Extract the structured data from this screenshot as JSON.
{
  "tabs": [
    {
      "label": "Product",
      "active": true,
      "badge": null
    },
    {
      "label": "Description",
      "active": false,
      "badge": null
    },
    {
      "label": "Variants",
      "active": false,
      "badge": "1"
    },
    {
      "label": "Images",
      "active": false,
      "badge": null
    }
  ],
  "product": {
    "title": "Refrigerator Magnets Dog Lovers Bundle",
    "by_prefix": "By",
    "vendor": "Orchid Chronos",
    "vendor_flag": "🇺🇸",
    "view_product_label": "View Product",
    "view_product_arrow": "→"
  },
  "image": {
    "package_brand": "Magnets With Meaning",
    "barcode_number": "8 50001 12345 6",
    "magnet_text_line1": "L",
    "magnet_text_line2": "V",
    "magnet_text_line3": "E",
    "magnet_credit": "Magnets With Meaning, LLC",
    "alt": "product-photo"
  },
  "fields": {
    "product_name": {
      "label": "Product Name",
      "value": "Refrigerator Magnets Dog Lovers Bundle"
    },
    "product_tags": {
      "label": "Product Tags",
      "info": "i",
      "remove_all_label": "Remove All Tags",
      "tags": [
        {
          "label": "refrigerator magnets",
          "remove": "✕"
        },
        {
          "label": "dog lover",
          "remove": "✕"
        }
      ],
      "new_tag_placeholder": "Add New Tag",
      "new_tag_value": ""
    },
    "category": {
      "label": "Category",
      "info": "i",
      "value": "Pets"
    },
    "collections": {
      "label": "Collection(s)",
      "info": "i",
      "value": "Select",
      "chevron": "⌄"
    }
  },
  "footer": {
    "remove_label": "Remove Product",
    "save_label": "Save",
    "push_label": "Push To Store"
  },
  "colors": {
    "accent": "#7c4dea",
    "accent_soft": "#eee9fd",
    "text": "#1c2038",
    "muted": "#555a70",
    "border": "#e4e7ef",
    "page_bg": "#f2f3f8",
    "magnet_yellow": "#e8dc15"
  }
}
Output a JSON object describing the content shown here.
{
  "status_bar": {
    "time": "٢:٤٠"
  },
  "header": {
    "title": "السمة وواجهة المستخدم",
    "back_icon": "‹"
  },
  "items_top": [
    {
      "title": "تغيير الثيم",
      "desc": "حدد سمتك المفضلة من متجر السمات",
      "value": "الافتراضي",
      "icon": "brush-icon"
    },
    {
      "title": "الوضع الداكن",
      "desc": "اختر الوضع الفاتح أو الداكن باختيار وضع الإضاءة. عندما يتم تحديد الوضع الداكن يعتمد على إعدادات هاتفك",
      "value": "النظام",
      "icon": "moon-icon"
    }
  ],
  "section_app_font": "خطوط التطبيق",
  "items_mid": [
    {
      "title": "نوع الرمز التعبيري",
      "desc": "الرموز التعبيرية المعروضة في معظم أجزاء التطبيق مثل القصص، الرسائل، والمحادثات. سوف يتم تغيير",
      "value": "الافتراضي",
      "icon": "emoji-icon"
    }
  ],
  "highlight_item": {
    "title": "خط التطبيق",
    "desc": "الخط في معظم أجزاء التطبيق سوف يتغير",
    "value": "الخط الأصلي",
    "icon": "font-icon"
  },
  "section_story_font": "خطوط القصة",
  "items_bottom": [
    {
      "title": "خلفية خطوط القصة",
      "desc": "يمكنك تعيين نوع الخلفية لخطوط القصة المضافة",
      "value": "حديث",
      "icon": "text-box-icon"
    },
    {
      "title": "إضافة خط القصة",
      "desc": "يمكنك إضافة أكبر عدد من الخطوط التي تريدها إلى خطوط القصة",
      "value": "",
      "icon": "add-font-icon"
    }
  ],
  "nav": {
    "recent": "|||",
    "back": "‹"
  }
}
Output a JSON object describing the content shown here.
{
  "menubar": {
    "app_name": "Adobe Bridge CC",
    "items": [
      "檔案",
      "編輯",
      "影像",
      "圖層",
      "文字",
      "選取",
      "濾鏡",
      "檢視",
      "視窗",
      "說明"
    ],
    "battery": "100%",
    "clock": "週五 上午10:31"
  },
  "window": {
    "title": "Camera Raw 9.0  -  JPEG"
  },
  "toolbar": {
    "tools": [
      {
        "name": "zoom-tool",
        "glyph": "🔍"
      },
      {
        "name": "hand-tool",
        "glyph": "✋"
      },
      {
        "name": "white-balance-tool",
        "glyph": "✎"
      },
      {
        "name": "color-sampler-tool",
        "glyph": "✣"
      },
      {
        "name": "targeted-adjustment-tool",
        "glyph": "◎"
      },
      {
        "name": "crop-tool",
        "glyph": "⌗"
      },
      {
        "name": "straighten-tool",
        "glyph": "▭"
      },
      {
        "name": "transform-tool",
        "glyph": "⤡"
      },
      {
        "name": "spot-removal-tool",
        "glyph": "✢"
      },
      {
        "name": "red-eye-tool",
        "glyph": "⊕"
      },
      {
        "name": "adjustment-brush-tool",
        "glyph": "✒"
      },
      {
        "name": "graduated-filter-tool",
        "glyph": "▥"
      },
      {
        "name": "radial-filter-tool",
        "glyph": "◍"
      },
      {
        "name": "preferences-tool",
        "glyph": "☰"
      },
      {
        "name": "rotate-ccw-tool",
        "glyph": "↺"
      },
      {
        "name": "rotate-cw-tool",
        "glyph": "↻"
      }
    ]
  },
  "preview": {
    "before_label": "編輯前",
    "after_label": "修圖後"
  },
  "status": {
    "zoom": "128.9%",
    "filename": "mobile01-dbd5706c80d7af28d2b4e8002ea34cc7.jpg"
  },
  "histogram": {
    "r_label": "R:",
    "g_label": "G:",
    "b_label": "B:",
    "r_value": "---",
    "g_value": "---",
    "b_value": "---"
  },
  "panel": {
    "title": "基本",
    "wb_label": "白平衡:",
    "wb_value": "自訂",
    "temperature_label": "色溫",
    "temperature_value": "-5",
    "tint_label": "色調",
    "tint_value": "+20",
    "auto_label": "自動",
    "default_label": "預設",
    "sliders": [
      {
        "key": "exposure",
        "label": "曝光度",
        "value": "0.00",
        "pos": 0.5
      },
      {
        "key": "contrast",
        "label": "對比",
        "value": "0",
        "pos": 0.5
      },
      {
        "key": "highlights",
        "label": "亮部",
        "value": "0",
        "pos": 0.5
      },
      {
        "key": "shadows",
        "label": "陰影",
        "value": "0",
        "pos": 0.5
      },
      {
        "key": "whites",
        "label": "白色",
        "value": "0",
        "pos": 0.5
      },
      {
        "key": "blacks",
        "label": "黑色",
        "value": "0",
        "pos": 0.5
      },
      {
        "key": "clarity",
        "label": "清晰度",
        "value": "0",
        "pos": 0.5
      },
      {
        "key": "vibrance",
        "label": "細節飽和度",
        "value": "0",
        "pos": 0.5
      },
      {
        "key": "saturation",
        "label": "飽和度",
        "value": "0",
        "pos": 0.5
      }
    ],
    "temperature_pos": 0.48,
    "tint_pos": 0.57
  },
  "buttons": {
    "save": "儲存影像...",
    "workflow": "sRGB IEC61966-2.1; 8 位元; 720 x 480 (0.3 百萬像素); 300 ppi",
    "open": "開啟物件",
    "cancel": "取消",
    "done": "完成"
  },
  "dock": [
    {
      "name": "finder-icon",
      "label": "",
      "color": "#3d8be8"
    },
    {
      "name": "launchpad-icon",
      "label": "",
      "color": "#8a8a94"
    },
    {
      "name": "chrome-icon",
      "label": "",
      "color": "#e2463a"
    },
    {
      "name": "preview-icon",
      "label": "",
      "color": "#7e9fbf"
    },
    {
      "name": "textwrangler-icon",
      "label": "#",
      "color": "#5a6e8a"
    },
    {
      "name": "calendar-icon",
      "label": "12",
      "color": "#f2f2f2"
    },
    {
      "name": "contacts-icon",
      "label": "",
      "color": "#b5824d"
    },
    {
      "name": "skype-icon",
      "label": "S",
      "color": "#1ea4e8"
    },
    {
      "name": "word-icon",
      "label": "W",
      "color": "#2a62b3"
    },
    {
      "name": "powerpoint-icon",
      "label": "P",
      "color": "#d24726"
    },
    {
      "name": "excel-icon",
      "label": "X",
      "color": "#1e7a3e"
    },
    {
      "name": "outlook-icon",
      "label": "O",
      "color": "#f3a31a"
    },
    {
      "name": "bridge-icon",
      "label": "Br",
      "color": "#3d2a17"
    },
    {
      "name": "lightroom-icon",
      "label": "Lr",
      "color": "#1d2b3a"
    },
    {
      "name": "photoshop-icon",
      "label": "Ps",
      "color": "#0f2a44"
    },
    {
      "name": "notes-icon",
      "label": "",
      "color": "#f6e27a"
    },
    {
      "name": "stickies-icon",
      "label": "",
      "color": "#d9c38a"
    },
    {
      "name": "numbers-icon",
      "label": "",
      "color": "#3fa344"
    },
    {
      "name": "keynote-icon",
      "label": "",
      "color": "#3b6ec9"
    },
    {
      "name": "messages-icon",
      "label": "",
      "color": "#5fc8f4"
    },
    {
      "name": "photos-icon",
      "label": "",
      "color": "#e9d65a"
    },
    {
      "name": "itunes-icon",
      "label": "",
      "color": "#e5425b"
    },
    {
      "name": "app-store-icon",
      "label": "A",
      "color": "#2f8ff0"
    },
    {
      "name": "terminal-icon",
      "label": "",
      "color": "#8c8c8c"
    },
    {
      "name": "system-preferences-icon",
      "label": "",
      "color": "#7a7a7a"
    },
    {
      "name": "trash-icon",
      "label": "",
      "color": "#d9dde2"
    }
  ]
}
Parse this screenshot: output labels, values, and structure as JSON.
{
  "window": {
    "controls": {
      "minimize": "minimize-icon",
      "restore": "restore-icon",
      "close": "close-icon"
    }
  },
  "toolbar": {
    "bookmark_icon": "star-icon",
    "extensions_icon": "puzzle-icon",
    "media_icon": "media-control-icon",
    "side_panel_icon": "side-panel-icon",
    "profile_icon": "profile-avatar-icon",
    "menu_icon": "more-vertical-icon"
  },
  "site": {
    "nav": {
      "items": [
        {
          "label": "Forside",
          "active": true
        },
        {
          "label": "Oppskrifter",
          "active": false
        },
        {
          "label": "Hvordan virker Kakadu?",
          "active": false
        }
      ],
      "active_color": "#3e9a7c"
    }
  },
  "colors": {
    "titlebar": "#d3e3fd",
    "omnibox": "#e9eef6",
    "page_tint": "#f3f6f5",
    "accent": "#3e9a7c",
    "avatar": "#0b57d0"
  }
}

· · · · · · ·

Written problem » Find the lines containing "الداكن" and pull them out.

Response to this task »
      "title": "الوضع الداكن",
      "desc": "اختر الوضع الفاتح أو الداكن باختيار وضع الإضاءة. عندما يتم تحديد الوضع الداكن يعتمد على إعدادات هاتفك",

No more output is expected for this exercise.